● Work instructions
The records below are split into lines. How many of those lines contain the string "must"? Reply with the number only.

● Excerpted data
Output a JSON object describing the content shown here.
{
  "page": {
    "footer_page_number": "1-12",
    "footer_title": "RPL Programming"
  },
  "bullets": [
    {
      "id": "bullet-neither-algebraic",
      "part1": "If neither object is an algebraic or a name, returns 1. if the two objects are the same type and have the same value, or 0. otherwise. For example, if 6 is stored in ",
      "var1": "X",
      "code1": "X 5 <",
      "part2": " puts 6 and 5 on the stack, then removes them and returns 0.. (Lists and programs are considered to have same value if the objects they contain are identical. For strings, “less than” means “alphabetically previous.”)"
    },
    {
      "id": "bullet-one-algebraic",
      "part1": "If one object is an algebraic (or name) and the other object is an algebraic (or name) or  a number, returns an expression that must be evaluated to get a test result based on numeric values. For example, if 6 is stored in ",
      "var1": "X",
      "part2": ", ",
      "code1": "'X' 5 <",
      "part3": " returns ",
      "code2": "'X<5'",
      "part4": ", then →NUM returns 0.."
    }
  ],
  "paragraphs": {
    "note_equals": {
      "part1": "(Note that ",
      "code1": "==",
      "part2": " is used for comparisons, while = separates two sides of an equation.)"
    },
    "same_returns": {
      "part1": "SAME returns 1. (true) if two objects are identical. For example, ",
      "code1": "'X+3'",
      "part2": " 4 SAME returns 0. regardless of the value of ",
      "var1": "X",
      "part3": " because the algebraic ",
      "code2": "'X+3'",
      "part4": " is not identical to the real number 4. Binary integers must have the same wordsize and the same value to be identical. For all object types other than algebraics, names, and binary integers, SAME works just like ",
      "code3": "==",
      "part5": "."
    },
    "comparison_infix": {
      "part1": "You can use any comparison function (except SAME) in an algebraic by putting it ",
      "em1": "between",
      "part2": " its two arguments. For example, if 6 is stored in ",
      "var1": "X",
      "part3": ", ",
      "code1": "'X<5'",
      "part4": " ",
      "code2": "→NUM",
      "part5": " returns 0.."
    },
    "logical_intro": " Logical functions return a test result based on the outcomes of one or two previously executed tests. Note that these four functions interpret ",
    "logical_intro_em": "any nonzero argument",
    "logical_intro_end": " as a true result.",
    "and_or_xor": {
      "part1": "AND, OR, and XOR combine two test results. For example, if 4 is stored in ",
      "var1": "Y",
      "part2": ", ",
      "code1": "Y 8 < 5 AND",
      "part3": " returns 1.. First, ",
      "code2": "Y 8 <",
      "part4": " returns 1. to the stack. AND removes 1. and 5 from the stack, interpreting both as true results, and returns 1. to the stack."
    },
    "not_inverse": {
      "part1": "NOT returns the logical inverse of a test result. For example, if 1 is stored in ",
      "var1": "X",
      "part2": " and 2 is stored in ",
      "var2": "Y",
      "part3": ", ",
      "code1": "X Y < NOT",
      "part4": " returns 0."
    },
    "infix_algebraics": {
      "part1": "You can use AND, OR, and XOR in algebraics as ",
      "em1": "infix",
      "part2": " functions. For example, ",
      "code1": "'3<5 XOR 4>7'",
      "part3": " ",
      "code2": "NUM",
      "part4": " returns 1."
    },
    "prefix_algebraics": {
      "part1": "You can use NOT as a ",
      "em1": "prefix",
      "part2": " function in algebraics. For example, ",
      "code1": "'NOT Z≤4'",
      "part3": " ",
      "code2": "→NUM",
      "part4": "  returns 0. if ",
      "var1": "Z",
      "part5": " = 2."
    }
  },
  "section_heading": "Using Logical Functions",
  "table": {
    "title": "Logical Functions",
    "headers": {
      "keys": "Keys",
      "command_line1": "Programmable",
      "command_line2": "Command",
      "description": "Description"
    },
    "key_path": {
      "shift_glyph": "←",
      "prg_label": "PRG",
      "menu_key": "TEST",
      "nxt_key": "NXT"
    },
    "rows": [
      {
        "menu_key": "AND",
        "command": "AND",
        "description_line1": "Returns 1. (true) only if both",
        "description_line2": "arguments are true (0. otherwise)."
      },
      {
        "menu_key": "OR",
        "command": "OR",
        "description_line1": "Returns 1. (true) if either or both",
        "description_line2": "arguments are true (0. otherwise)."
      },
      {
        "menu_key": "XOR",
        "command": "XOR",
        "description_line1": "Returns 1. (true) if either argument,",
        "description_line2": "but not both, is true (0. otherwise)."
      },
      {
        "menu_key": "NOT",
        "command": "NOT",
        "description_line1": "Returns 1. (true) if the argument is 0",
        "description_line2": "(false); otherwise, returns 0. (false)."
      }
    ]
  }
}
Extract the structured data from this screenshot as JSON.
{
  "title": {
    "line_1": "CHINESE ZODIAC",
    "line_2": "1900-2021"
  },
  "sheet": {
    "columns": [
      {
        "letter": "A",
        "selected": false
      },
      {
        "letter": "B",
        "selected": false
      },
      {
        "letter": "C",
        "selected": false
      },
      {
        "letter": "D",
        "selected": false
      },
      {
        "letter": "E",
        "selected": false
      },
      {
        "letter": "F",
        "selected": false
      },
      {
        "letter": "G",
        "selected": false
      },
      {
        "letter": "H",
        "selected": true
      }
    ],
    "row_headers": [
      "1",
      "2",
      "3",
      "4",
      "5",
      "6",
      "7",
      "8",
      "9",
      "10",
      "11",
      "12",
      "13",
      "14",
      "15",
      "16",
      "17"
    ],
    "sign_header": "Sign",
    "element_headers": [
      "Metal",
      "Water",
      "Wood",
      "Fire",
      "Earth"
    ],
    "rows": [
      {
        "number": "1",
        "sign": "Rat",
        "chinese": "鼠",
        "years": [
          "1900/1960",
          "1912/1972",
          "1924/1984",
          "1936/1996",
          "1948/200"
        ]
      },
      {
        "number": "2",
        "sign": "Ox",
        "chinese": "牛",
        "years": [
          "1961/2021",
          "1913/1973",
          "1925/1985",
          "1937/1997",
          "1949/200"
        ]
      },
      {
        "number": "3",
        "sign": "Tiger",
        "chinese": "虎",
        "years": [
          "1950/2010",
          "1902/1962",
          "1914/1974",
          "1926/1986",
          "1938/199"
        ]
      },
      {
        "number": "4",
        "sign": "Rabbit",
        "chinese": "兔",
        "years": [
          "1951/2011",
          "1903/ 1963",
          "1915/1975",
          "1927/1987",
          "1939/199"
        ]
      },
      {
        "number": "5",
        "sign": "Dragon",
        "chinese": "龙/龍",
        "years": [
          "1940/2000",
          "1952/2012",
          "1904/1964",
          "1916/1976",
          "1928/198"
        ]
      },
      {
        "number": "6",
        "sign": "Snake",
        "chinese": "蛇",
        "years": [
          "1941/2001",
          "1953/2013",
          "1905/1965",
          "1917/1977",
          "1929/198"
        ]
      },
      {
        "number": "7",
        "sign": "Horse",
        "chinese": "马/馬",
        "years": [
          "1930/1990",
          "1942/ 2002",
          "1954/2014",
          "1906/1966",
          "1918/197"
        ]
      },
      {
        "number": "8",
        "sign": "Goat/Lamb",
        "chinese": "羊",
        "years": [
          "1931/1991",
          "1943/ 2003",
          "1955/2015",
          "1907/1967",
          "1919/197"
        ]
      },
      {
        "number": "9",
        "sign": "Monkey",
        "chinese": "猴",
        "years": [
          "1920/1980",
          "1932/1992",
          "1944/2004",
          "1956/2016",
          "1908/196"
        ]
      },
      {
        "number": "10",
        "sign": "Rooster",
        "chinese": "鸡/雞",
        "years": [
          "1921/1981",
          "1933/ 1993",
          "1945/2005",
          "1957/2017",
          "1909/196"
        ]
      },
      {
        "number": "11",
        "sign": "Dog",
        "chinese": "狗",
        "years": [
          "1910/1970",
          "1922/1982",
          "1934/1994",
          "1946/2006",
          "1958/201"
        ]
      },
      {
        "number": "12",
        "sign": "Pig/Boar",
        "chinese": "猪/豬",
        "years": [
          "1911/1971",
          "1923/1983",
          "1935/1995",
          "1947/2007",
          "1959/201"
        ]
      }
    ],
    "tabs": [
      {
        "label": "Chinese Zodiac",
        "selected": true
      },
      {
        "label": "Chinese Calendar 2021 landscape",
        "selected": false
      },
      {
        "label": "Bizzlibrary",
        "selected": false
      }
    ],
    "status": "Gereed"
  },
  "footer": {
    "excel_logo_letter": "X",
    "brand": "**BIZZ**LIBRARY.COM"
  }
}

● Result
2